THE PROBLEM. Transcribe the entries that follow, word for word.

RECORDED DATA.
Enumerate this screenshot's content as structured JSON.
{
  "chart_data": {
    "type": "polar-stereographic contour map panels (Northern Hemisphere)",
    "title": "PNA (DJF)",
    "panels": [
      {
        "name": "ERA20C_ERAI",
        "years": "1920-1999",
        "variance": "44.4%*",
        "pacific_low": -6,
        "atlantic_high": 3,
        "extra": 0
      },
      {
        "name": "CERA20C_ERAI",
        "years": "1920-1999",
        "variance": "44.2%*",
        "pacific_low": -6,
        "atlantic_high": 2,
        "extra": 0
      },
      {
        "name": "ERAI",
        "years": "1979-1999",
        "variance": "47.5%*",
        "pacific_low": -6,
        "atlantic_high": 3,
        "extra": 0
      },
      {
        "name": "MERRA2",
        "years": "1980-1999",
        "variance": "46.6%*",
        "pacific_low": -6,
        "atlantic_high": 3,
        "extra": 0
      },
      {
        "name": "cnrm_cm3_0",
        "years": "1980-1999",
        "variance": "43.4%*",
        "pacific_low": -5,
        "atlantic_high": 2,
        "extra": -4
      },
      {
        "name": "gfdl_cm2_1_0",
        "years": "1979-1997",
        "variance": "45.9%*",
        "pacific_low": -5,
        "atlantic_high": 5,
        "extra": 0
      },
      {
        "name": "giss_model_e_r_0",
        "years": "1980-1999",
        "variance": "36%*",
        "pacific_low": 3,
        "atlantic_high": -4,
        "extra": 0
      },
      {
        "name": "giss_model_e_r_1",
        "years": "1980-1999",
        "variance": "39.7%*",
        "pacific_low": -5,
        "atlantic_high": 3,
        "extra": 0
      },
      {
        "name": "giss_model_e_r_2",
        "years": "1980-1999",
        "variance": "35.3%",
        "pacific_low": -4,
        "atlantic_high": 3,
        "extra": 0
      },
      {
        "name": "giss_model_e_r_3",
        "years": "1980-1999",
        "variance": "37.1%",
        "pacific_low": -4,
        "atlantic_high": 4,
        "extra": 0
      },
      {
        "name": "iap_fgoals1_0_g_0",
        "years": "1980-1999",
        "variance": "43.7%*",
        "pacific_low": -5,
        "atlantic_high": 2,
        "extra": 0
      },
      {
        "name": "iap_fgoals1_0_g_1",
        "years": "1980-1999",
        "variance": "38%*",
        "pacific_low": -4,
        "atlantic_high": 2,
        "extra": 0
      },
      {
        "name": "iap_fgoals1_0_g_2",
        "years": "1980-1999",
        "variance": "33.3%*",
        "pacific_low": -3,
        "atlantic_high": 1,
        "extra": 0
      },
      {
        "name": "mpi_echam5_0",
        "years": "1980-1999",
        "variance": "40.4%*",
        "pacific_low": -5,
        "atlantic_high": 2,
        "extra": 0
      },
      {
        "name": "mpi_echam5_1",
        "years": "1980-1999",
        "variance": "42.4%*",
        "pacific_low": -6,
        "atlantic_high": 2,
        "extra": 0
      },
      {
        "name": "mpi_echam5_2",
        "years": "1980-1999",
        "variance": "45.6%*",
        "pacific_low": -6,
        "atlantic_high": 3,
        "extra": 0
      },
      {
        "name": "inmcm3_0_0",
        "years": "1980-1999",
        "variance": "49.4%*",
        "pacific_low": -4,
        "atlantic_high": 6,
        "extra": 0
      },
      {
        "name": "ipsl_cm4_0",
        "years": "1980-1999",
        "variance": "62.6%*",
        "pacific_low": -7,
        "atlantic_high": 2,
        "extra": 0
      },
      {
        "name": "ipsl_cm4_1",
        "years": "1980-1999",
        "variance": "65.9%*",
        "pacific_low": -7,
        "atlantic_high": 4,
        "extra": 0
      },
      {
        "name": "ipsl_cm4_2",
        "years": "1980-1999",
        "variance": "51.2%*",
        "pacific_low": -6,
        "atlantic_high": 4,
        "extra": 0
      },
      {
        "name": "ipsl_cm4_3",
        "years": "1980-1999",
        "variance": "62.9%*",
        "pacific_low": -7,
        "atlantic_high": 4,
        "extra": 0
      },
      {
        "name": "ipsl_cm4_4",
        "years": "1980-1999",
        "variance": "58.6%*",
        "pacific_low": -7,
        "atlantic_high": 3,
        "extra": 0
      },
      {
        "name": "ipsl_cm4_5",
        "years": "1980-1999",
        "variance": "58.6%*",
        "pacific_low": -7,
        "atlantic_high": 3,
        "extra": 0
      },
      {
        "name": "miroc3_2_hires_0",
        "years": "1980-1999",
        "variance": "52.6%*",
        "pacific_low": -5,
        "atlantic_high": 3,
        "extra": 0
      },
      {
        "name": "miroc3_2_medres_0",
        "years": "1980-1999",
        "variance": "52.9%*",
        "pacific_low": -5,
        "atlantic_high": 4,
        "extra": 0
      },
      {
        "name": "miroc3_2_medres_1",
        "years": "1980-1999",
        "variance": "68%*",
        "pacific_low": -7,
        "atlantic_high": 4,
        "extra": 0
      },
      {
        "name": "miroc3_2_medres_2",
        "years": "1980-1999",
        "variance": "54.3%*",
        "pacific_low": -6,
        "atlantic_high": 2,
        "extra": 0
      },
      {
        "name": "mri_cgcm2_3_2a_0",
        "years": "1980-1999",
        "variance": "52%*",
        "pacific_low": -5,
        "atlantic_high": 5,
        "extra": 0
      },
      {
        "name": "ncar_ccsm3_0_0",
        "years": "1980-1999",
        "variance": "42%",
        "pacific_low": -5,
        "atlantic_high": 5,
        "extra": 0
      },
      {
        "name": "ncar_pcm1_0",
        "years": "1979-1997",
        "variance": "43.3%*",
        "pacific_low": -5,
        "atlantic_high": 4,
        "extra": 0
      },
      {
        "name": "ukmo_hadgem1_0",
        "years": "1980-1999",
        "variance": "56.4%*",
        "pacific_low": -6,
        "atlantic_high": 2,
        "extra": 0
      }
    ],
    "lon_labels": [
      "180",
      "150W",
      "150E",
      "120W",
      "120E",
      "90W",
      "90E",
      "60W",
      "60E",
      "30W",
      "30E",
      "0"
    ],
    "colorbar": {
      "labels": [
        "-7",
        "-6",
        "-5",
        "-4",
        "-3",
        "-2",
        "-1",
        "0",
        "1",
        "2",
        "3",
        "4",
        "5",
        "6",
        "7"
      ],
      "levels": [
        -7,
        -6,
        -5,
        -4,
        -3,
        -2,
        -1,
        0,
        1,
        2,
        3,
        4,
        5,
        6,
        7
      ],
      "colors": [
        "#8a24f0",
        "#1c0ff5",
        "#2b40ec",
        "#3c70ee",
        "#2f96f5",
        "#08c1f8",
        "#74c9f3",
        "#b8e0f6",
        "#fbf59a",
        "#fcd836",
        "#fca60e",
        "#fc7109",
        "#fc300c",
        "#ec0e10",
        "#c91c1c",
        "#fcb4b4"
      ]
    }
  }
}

RESULT FOR THIS TASK.
Enumerate this screenshot's content as structured JSON.
{
  "chart_data": {
    "type": "polar-stereographic contour map panels (Northern Hemisphere)",
    "title": "PNA (DJF)",
    "panels": [
      {
        "name": "ERA20C_ERAI",
        "years": "1920-1999",
        "variance": "44.4%*",
        "pacific_low": -6,
        "atlantic_high": 3,
        "extra": 0
      },
      {
        "name": "CERA20C_ERAI",
        "years": "1920-1999",
        "variance": "44.2%*",
        "pacific_low": -6,
        "atlantic_high": 2,
        "extra": 0
      },
      {
        "name": "ERAI",
        "years": "1979-1999",
        "variance": "47.5%*",
        "pacific_low": -6,
        "atlantic_high": 3,
        "extra": 0
      },
      {
        "name": "MERRA2",
        "years": "1980-1999",
        "variance": "46.6%*",
        "pacific_low": -6,
        "atlantic_high": 3,
        "extra": 0
      },
      {
        "name": "cnrm_cm3_0",
        "years": "1980-1999",
        "variance": "43.4%*",
        "pacific_low": -5,
        "atlantic_high": 2,
        "extra": -4
      },
      {
        "name": "gfdl_cm2_1_0",
        "years": "1979-1997",
        "variance": "45.9%*",
        "pacific_low": -5,
        "atlantic_high": 5,
        "extra": 0
      },
      {
        "name": "giss_model_e_r_0",
        "years": "1980-1999",
        "variance": "36%*",
        "pacific_low": 3,
        "atlantic_high": -4,
        "extra": 0
      },
      {
        "name": "giss_model_e_r_1",
        "years": "1980-1999",
        "variance": "39.7%*",
        "pacific_low": -5,
        "atlantic_high": 3,
        "extra": 0
      },
      {
        "name": "giss_model_e_r_2",
        "years": "1980-1999",
        "variance": "35.3%",
        "pacific_low": -4,
        "atlantic_high": 3,
        "extra": 0
      },
      {
        "name": "giss_model_e_r_3",
        "years": "1980-1999",
        "variance": "37.1%",
        "pacific_low": -4,
        "atlantic_high": 4,
        "extra": 0
      },
      {
        "name": "iap_fgoals1_0_g_0",
        "years": "1980-1999",
        "variance": "43.7%*",
        "pacific_low": -5,
        "atlantic_high": 2,
        "extra": 0
      },
      {
        "name": "iap_fgoals1_0_g_1",
        "years": "1980-1999",
        "variance": "38%*",
        "pacific_low": -4,
        "atlantic_high": 2,
        "extra": 0
      },
      {
        "name": "iap_fgoals1_0_g_2",
        "years": "1980-1999",
        "variance": "33.3%*",
        "pacific_low": -3,
        "atlantic_high": 1,
        "extra": 0
      },
      {
        "name": "mpi_echam5_0",
        "years": "1980-1999",
        "variance": "40.4%*",
        "pacific_low": -5,
        "atlantic_high": 2,
        "extra": 0
      },
      {
        "name": "mpi_echam5_1",
        "years": "1980-1999",
        "variance": "42.4%*",
        "pacific_low": -6,
        "atlantic_high": 2,
        "extra": 0
      },
      {
        "name": "mpi_echam5_2",
        "years": "1980-1999",
        "variance": "45.6%*",
        "pacific_low": -6,
        "atlantic_high": 3,
        "extra": 0
      },
      {
        "name": "inmcm3_0_0",
        "years": "1980-1999",
        "variance": "49.4%*",
        "pacific_low": -4,
        "atlantic_high": 6,
        "extra": 0
      },
      {
        "name": "ipsl_cm4_0",
        "years": "1980-1999",
        "variance": "62.6%*",
        "pacific_low": -7,
        "atlantic_high": 2,
        "extra": 0
      },
      {
        "name": "ipsl_cm4_1",
        "years": "1980-1999",
        "variance": "65.9%*",
        "pacific_low": -7,
        "atlantic_high": 4,
        "extra": 0
      },
      {
        "name": "ipsl_cm4_2",
        "years": "1980-1999",
        "variance": "51.2%*",
        "pacific_low": -6,
        "atlantic_high": 4,
        "extra": 0
      },
      {
        "name": "ipsl_cm4_3",
        "years": "1980-1999",
        "variance": "62.9%*",
        "pacific_low": -7,
        "atlantic_high": 4,
        "extra": 0
      },
      {
        "name": "ipsl_cm4_4",
        "years": "1980-1999",
        "variance": "58.6%*",
        "pacific_low": -7,
        "atlantic_high": 3,
        "extra": 0
      },
      {
        "name": "ipsl_cm4_5",
        "years": "1980-1999",
        "variance": "58.6%*",
        "pacific_low": -7,
        "atlantic_high": 3,
        "extra": 0
      },
      {
        "name": "miroc3_2_hires_0",
        "years": "1980-1999",
        "variance": "52.6%*",
        "pacific_low": -5,
        "atlantic_high": 3,
        "extra": 0
      },
      {
        "name": "miroc3_2_medres_0",
        "years": "1980-1999",
        "variance": "52.9%*",
        "pacific_low": -5,
        "atlantic_high": 4,
        "extra": 0
      },
      {
        "name": "miroc3_2_medres_1",
        "years": "1980-1999",
        "variance": "68%*",
        "pacific_low": -7,
        "atlantic_high": 4,
        "extra": 0
      },
      {
        "name": "miroc3_2_medres_2",
        "years": "1980-1999",
        "variance": "54.3%*",
        "pacific_low": -6,
        "atlantic_high": 2,
        "extra": 0
      },
      {
        "name": "mri_cgcm2_3_2a_0",
        "years": "1980-1999",
        "variance": "52%*",
        "pacific_low": -5,
        "atlantic_high": 5,
        "extra": 0
      },
      {
        "name": "ncar_ccsm3_0_0",
        "years": "1980-1999",
        "variance": "42%",
        "pacific_low": -5,
        "atlantic_high": 5,
        "extra": 0
      },
      {
        "name": "ncar_pcm1_0",
        "years": "1979-1997",
        "variance": "43.3%*",
        "pacific_low": -5,
        "atlantic_high": 4,
        "extra": 0
      },
      {
        "name": "ukmo_hadgem1_0",
        "years": "1980-1999",
        "variance": "56.4%*",
        "pacific_low": -6,
        "atlantic_high": 2,
        "extra": 0
      }
    ],
    "lon_labels": [
      "180",
      "150W",
      "150E",
      "120W",
      "120E",
      "90W",
      "90E",
      "60W",
      "60E",
      "30W",
      "30E",
      "0"
    ],
    "colorbar": {
      "labels": [
        "-7",
        "-6",
        "-5",
        "-4",
        "-3",
        "-2",
        "-1",
        "0",
        "1",
        "2",
        "3",
        "4",
        "5",
        "6",
        "7"
      ],
      "levels": [
        -7,
        -6,
        -5,
        -4,
        -3,
        -2,
        -1,
        0,
        1,
        2,
        3,
        4,
        5,
        6,
        7
      ],
      "colors": [
        "#8a24f0",
        "#1c0ff5",
        "#2b40ec",
        "#3c70ee",
        "#2f96f5",
        "#08c1f8",
        "#74c9f3",
        "#b8e0f6",
        "#fbf59a",
        "#fcd836",
        "#fca60e",
        "#fc7109",
        "#fc300c",
        "#ec0e10",
        "#c91c1c",
        "#fcb4b4"
      ]
    }
  }
}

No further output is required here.